start DATA LINES

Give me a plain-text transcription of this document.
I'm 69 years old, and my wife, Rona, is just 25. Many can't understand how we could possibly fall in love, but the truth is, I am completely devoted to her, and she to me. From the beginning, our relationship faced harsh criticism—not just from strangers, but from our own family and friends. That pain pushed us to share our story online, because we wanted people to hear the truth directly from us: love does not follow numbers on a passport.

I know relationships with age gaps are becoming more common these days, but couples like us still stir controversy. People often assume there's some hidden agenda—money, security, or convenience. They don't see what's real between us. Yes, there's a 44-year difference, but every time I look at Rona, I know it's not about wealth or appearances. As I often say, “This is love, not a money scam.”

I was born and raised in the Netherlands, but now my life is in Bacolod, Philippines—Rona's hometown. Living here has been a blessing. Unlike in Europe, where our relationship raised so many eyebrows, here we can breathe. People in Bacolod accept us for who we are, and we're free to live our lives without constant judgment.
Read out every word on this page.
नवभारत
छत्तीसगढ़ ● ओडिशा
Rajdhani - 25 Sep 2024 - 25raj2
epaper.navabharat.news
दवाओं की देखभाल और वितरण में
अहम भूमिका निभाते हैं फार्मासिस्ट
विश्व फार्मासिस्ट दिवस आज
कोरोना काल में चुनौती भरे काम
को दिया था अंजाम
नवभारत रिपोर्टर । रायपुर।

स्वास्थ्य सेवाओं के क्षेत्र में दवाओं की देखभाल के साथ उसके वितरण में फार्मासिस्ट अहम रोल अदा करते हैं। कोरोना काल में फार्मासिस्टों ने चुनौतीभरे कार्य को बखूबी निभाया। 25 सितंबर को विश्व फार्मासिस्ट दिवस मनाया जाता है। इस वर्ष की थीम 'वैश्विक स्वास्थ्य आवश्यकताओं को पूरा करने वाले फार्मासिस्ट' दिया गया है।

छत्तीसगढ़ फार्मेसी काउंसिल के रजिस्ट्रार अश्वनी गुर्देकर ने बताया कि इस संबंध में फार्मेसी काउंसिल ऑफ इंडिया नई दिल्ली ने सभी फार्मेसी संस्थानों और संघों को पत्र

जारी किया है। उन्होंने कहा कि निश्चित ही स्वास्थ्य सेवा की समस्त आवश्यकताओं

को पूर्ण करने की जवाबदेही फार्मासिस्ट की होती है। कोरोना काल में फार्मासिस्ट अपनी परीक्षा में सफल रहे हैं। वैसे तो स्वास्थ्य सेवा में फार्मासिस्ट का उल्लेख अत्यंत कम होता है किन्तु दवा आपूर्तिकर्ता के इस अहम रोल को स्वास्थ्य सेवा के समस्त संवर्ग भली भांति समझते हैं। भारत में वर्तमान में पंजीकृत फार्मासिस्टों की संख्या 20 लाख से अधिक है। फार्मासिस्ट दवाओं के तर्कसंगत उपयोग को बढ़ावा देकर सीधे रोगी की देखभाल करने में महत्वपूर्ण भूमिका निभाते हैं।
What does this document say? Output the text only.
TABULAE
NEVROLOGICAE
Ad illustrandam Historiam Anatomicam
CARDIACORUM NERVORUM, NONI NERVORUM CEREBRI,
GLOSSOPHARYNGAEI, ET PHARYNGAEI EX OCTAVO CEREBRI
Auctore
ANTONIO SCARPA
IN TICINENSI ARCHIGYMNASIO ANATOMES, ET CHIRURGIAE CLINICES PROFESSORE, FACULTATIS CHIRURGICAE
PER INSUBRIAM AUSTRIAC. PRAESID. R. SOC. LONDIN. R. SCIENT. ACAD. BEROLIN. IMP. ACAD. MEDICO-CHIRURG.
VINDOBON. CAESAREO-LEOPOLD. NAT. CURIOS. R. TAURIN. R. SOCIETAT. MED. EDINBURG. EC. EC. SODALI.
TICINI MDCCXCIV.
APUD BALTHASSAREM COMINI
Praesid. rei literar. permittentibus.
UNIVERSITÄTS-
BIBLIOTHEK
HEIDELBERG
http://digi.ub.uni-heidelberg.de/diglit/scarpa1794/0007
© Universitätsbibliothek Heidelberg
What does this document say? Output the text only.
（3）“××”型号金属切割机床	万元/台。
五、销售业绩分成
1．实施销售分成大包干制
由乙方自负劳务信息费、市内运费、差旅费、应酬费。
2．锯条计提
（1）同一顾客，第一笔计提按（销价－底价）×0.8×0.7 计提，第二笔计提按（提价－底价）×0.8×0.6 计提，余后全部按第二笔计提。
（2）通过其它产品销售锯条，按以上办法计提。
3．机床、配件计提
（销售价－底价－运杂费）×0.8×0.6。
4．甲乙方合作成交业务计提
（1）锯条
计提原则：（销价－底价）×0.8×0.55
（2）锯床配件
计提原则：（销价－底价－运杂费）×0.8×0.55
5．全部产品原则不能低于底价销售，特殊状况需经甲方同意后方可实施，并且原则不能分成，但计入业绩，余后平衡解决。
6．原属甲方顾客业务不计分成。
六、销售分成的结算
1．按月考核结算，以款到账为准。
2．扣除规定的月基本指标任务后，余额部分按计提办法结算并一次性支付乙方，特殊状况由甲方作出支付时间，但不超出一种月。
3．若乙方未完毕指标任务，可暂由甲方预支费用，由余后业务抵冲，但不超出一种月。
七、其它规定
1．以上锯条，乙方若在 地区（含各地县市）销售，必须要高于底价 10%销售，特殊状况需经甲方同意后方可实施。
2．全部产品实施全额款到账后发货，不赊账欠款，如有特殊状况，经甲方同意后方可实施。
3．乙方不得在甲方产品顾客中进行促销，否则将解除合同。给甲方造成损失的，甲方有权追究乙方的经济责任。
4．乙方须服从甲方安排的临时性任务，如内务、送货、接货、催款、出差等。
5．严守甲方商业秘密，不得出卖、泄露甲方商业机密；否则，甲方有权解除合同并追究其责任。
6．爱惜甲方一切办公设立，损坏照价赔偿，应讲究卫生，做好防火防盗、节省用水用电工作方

end DATA LINES

* WHAT THE TASK ASKS *
Please output the entire listing exactly as it stands.

* WRITTEN ANSWER *
Give me a plain-text transcription of this document.
I'm 69 years old, and my wife, Rona, is just 25. Many can't understand how we could possibly fall in love, but the truth is, I am completely devoted to her, and she to me. From the beginning, our relationship faced harsh criticism—not just from strangers, but from our own family and friends. That pain pushed us to share our story online, because we wanted people to hear the truth directly from us: love does not follow numbers on a passport.

I know relationships with age gaps are becoming more common these days, but couples like us still stir controversy. People often assume there's some hidden agenda—money, security, or convenience. They don't see what's real between us. Yes, there's a 44-year difference, but every time I look at Rona, I know it's not about wealth or appearances. As I often say, “This is love, not a money scam.”

I was born and raised in the Netherlands, but now my life is in Bacolod, Philippines—Rona's hometown. Living here has been a blessing. Unlike in Europe, where our relationship raised so many eyebrows, here we can breathe. People in Bacolod accept us for who we are, and we're free to live our lives without constant judgment.
Read out every word on this page.
नवभारत
छत्तीसगढ़ ● ओडिशा
Rajdhani - 25 Sep 2024 - 25raj2
epaper.navabharat.news
दवाओं की देखभाल और वितरण में
अहम भूमिका निभाते हैं फार्मासिस्ट
विश्व फार्मासिस्ट दिवस आज
कोरोना काल में चुनौती भरे काम
को दिया था अंजाम
नवभारत रिपोर्टर । रायपुर।

स्वास्थ्य सेवाओं के क्षेत्र में दवाओं की देखभाल के साथ उसके वितरण में फार्मासिस्ट अहम रोल अदा करते हैं। कोरोना काल में फार्मासिस्टों ने चुनौतीभरे कार्य को बखूबी निभाया। 25 सितंबर को विश्व फार्मासिस्ट दिवस मनाया जाता है। इस वर्ष की थीम 'वैश्विक स्वास्थ्य आवश्यकताओं को पूरा करने वाले फार्मासिस्ट' दिया गया है।

छत्तीसगढ़ फार्मेसी काउंसिल के रजिस्ट्रार अश्वनी गुर्देकर ने बताया कि इस संबंध में फार्मेसी काउंसिल ऑफ इंडिया नई दिल्ली ने सभी फार्मेसी संस्थानों और संघों को पत्र

जारी किया है। उन्होंने कहा कि निश्चित ही स्वास्थ्य सेवा की समस्त आवश्यकताओं

को पूर्ण करने की जवाबदेही फार्मासिस्ट की होती है। कोरोना काल में फार्मासिस्ट अपनी परीक्षा में सफल रहे हैं। वैसे तो स्वास्थ्य सेवा में फार्मासिस्ट का उल्लेख अत्यंत कम होता है किन्तु दवा आपूर्तिकर्ता के इस अहम रोल को स्वास्थ्य सेवा के समस्त संवर्ग भली भांति समझते हैं। भारत में वर्तमान में पंजीकृत फार्मासिस्टों की संख्या 20 लाख से अधिक है। फार्मासिस्ट दवाओं के तर्कसंगत उपयोग को बढ़ावा देकर सीधे रोगी की देखभाल करने में महत्वपूर्ण भूमिका निभाते हैं।
What does this document say? Output the text only.
TABULAE
NEVROLOGICAE
Ad illustrandam Historiam Anatomicam
CARDIACORUM NERVORUM, NONI NERVORUM CEREBRI,
GLOSSOPHARYNGAEI, ET PHARYNGAEI EX OCTAVO CEREBRI
Auctore
ANTONIO SCARPA
IN TICINENSI ARCHIGYMNASIO ANATOMES, ET CHIRURGIAE CLINICES PROFESSORE, FACULTATIS CHIRURGICAE
PER INSUBRIAM AUSTRIAC. PRAESID. R. SOC. LONDIN. R. SCIENT. ACAD. BEROLIN. IMP. ACAD. MEDICO-CHIRURG.
VINDOBON. CAESAREO-LEOPOLD. NAT. CURIOS. R. TAURIN. R. SOCIETAT. MED. EDINBURG. EC. EC. SODALI.
TICINI MDCCXCIV.
APUD BALTHASSAREM COMINI
Praesid. rei literar. permittentibus.
UNIVERSITÄTS-
BIBLIOTHEK
HEIDELBERG
http://digi.ub.uni-heidelberg.de/diglit/scarpa1794/0007
© Universitätsbibliothek Heidelberg
What does this document say? Output the text only.
（3）“××”型号金属切割机床	万元/台。
五、销售业绩分成
1．实施销售分成大包干制
由乙方自负劳务信息费、市内运费、差旅费、应酬费。
2．锯条计提
（1）同一顾客，第一笔计提按（销价－底价）×0.8×0.7 计提，第二笔计提按（提价－底价）×0.8×0.6 计提，余后全部按第二笔计提。
（2）通过其它产品销售锯条，按以上办法计提。
3．机床、配件计提
（销售价－底价－运杂费）×0.8×0.6。
4．甲乙方合作成交业务计提
（1）锯条
计提原则：（销价－底价）×0.8×0.55
（2）锯床配件
计提原则：（销价－底价－运杂费）×0.8×0.55
5．全部产品原则不能低于底价销售，特殊状况需经甲方同意后方可实施，并且原则不能分成，但计入业绩，余后平衡解决。
6．原属甲方顾客业务不计分成。
六、销售分成的结算
1．按月考核结算，以款到账为准。
2．扣除规定的月基本指标任务后，余额部分按计提办法结算并一次性支付乙方，特殊状况由甲方作出支付时间，但不超出一种月。
3．若乙方未完毕指标任务，可暂由甲方预支费用，由余后业务抵冲，但不超出一种月。
七、其它规定
1．以上锯条，乙方若在 地区（含各地县市）销售，必须要高于底价 10%销售，特殊状况需经甲方同意后方可实施。
2．全部产品实施全额款到账后发货，不赊账欠款，如有特殊状况，经甲方同意后方可实施。
3．乙方不得在甲方产品顾客中进行促销，否则将解除合同。给甲方造成损失的，甲方有权追究乙方的经济责任。
4．乙方须服从甲方安排的临时性任务，如内务、送货、接货、催款、出差等。
5．严守甲方商业秘密，不得出卖、泄露甲方商业机密；否则，甲方有权解除合同并追究其责任。
6．爱惜甲方一切办公设立，损坏照价赔偿，应讲究卫生，做好防火防盗、节省用水用电工作方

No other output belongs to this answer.